##### SOURCE RECORDS #####

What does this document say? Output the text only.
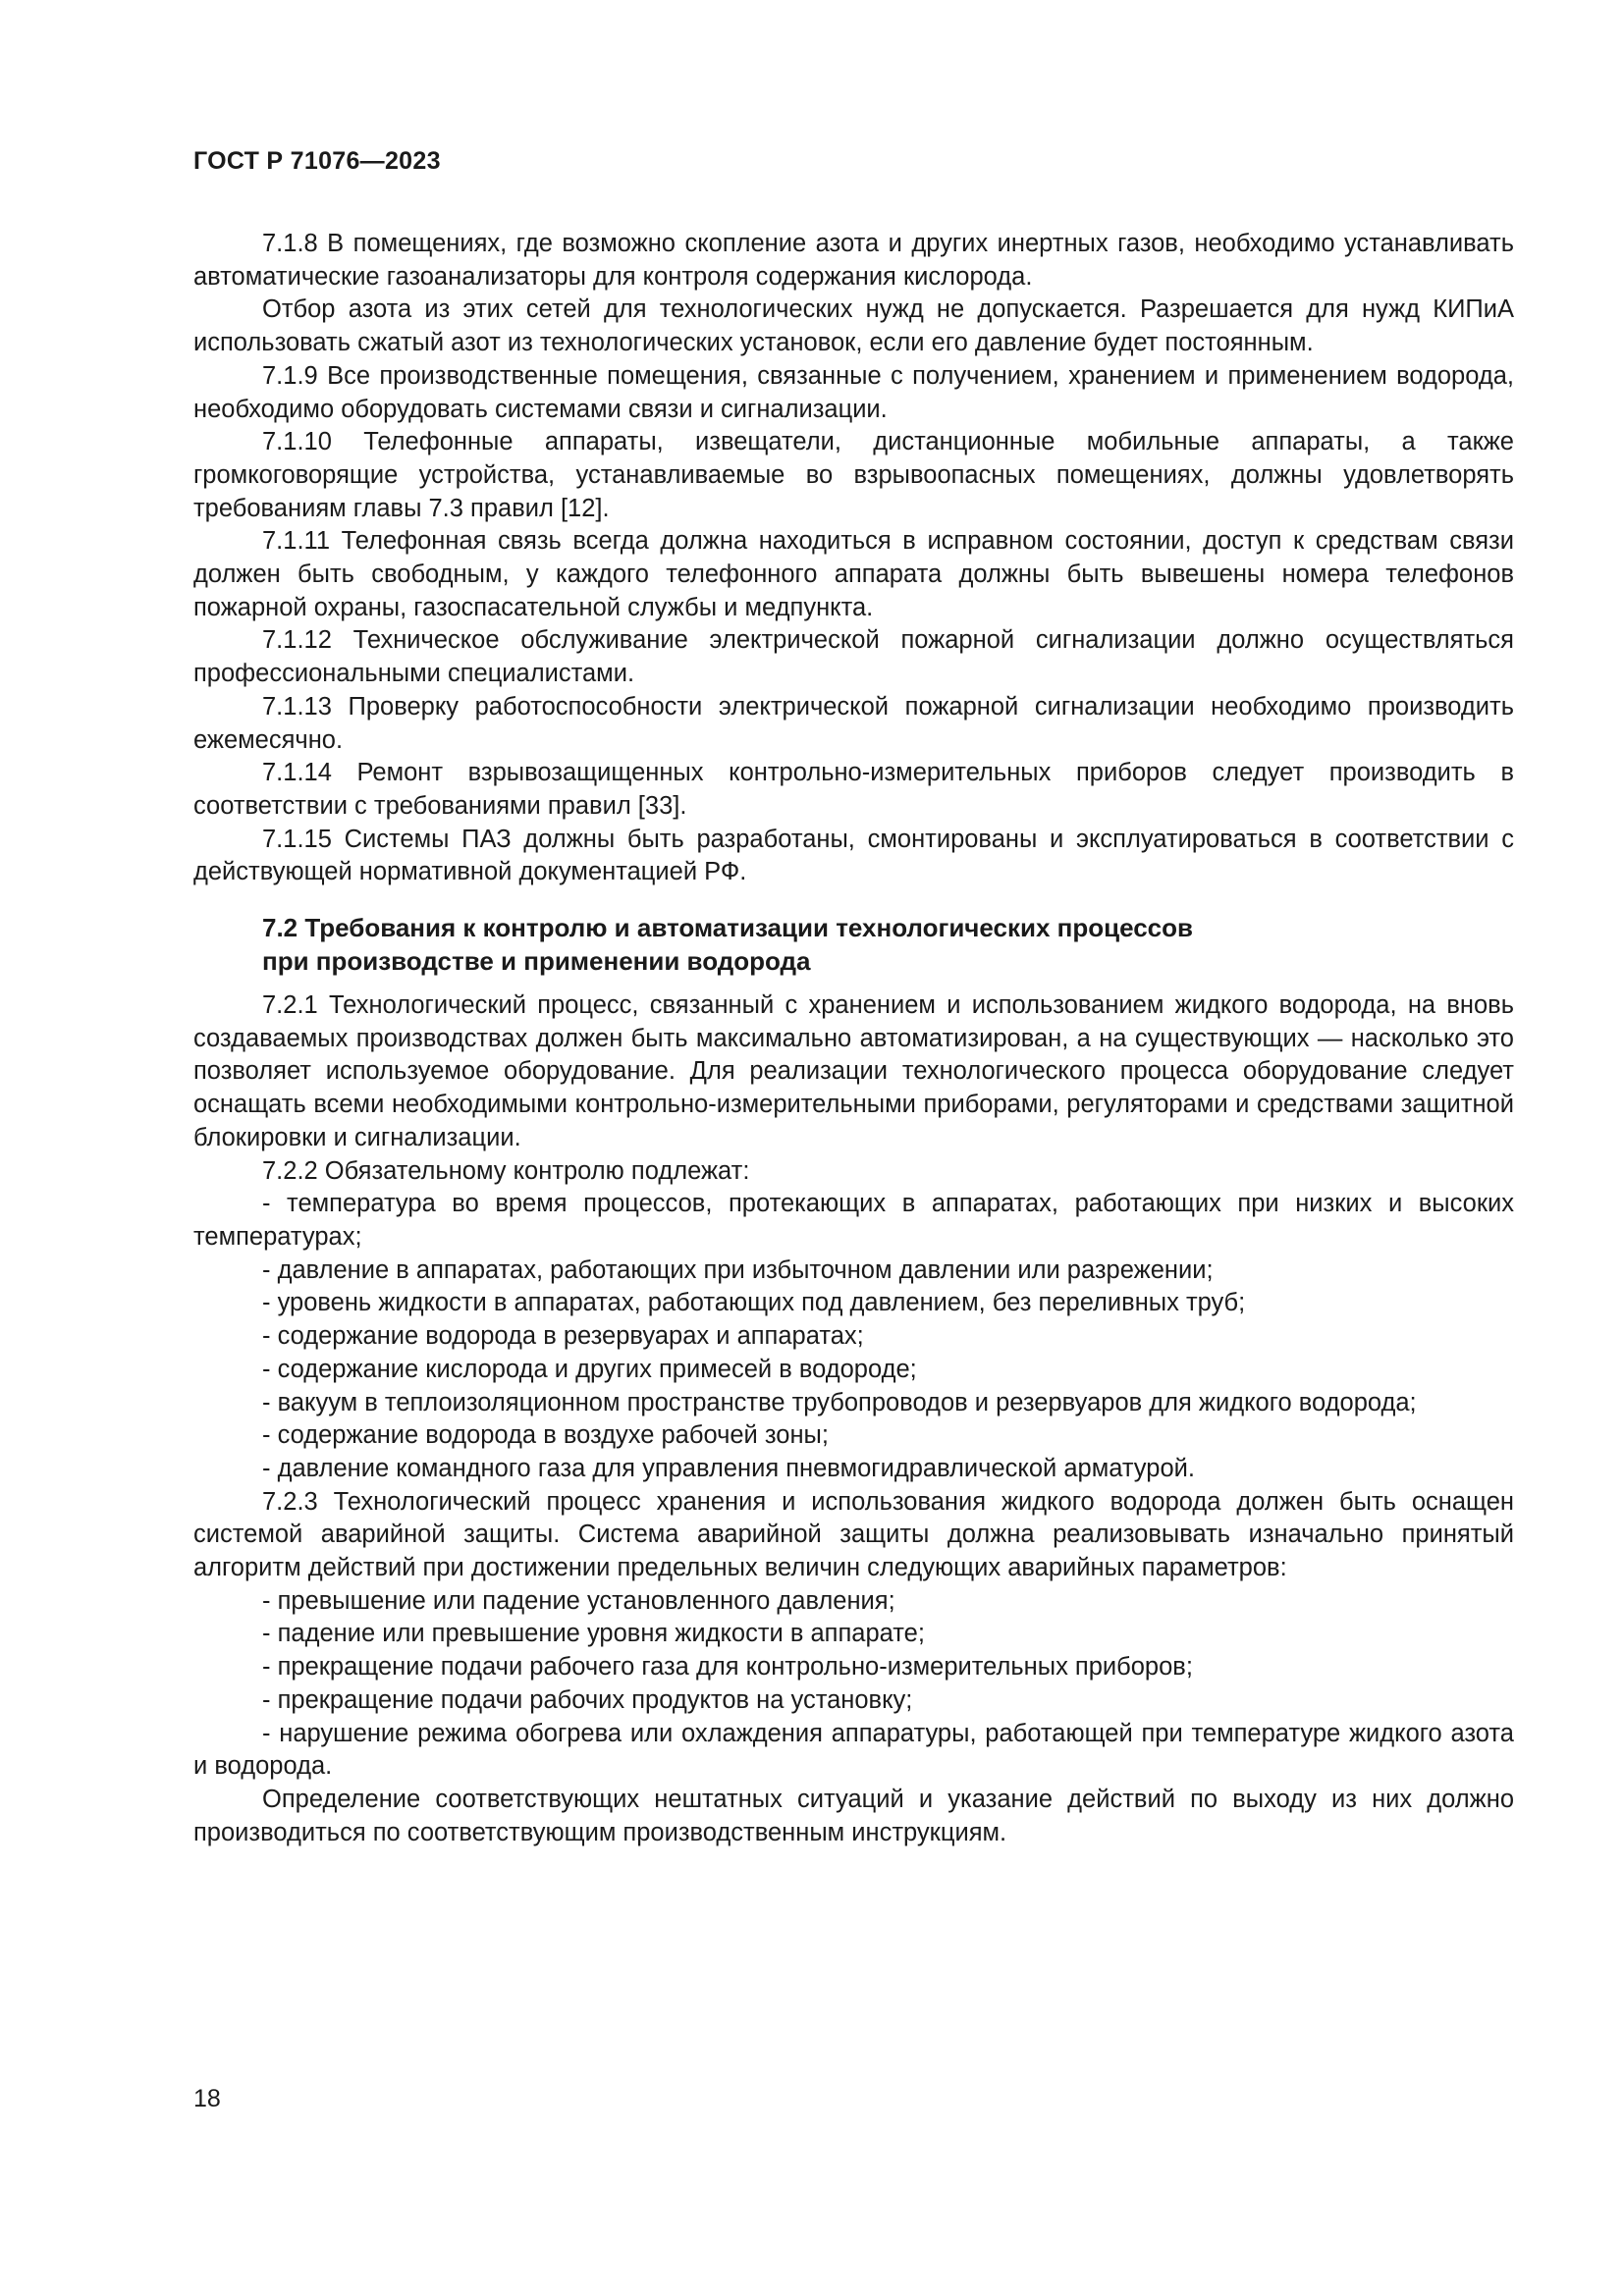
ГОСТ Р 71076—2023

7.1.8 В помещениях, где возможно скопление азота и других инертных газов, необходимо устанавливать автоматические газоанализаторы для контроля содержания кислорода.

Отбор азота из этих сетей для технологических нужд не допускается. Разрешается для нужд КИПиА использовать сжатый азот из технологических установок, если его давление будет постоянным.

7.1.9 Все производственные помещения, связанные с получением, хранением и применением водорода, необходимо оборудовать системами связи и сигнализации.

7.1.10 Телефонные аппараты, извещатели, дистанционные мобильные аппараты, а также громкоговорящие устройства, устанавливаемые во взрывоопасных помещениях, должны удовлетворять требованиям главы 7.3 правил [12].

7.1.11 Телефонная связь всегда должна находиться в исправном состоянии, доступ к средствам связи должен быть свободным, у каждого телефонного аппарата должны быть вывешены номера телефонов пожарной охраны, газоспасательной службы и медпункта.

7.1.12 Техническое обслуживание электрической пожарной сигнализации должно осуществляться профессиональными специалистами.

7.1.13 Проверку работоспособности электрической пожарной сигнализации необходимо производить ежемесячно.

7.1.14 Ремонт взрывозащищенных контрольно-измерительных приборов следует производить в соответствии с требованиями правил [33].

7.1.15 Системы ПАЗ должны быть разработаны, смонтированы и эксплуатироваться в соответствии с действующей нормативной документацией РФ.

7.2 Требования к контролю и автоматизации технологических процессов
при производстве и применении водорода

7.2.1 Технологический процесс, связанный с хранением и использованием жидкого водорода, на вновь создаваемых производствах должен быть максимально автоматизирован, а на существующих — насколько это позволяет используемое оборудование. Для реализации технологического процесса оборудование следует оснащать всеми необходимыми контрольно-измерительными приборами, регуляторами и средствами защитной блокировки и сигнализации.

7.2.2 Обязательному контролю подлежат:

- температура во время процессов, протекающих в аппаратах, работающих при низких и высоких температурах;

- давление в аппаратах, работающих при избыточном давлении или разрежении;

- уровень жидкости в аппаратах, работающих под давлением, без переливных труб;

- содержание водорода в резервуарах и аппаратах;

- содержание кислорода и других примесей в водороде;

- вакуум в теплоизоляционном пространстве трубопроводов и резервуаров для жидкого водорода;

- содержание водорода в воздухе рабочей зоны;

- давление командного газа для управления пневмогидравлической арматурой.

7.2.3 Технологический процесс хранения и использования жидкого водорода должен быть оснащен системой аварийной защиты. Система аварийной защиты должна реализовывать изначально принятый алгоритм действий при достижении предельных величин следующих аварийных параметров:

- превышение или падение установленного давления;

- падение или превышение уровня жидкости в аппарате;

- прекращение подачи рабочего газа для контрольно-измерительных приборов;

- прекращение подачи рабочих продуктов на установку;

- нарушение режима обогрева или охлаждения аппаратуры, работающей при температуре жидкого азота и водорода.

Определение соответствующих нештатных ситуаций и указание действий по выходу из них должно производиться по соответствующим производственным инструкциям.

18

#####

### DIRECTION
Repeat the material exactly as it reads, without any of its pictures.

### TASK RESULT
What does this document say? Output the text only.
ГОСТ Р 71076—2023

7.1.8 В помещениях, где возможно скопление азота и других инертных газов, необходимо устанавливать автоматические газоанализаторы для контроля содержания кислорода.

Отбор азота из этих сетей для технологических нужд не допускается. Разрешается для нужд КИПиА использовать сжатый азот из технологических установок, если его давление будет постоянным.

7.1.9 Все производственные помещения, связанные с получением, хранением и применением водорода, необходимо оборудовать системами связи и сигнализации.

7.1.10 Телефонные аппараты, извещатели, дистанционные мобильные аппараты, а также громкоговорящие устройства, устанавливаемые во взрывоопасных помещениях, должны удовлетворять требованиям главы 7.3 правил [12].

7.1.11 Телефонная связь всегда должна находиться в исправном состоянии, доступ к средствам связи должен быть свободным, у каждого телефонного аппарата должны быть вывешены номера телефонов пожарной охраны, газоспасательной службы и медпункта.

7.1.12 Техническое обслуживание электрической пожарной сигнализации должно осуществляться профессиональными специалистами.

7.1.13 Проверку работоспособности электрической пожарной сигнализации необходимо производить ежемесячно.

7.1.14 Ремонт взрывозащищенных контрольно-измерительных приборов следует производить в соответствии с требованиями правил [33].

7.1.15 Системы ПАЗ должны быть разработаны, смонтированы и эксплуатироваться в соответствии с действующей нормативной документацией РФ.

7.2 Требования к контролю и автоматизации технологических процессов
при производстве и применении водорода

7.2.1 Технологический процесс, связанный с хранением и использованием жидкого водорода, на вновь создаваемых производствах должен быть максимально автоматизирован, а на существующих — насколько это позволяет используемое оборудование. Для реализации технологического процесса оборудование следует оснащать всеми необходимыми контрольно-измерительными приборами, регуляторами и средствами защитной блокировки и сигнализации.

7.2.2 Обязательному контролю подлежат:

- температура во время процессов, протекающих в аппаратах, работающих при низких и высоких температурах;

- давление в аппаратах, работающих при избыточном давлении или разрежении;

- уровень жидкости в аппаратах, работающих под давлением, без переливных труб;

- содержание водорода в резервуарах и аппаратах;

- содержание кислорода и других примесей в водороде;

- вакуум в теплоизоляционном пространстве трубопроводов и резервуаров для жидкого водорода;

- содержание водорода в воздухе рабочей зоны;

- давление командного газа для управления пневмогидравлической арматурой.

7.2.3 Технологический процесс хранения и использования жидкого водорода должен быть оснащен системой аварийной защиты. Система аварийной защиты должна реализовывать изначально принятый алгоритм действий при достижении предельных величин следующих аварийных параметров:

- превышение или падение установленного давления;

- падение или превышение уровня жидкости в аппарате;

- прекращение подачи рабочего газа для контрольно-измерительных приборов;

- прекращение подачи рабочих продуктов на установку;

- нарушение режима обогрева или охлаждения аппаратуры, работающей при температуре жидкого азота и водорода.

Определение соответствующих нештатных ситуаций и указание действий по выходу из них должно производиться по соответствующим производственным инструкциям.

18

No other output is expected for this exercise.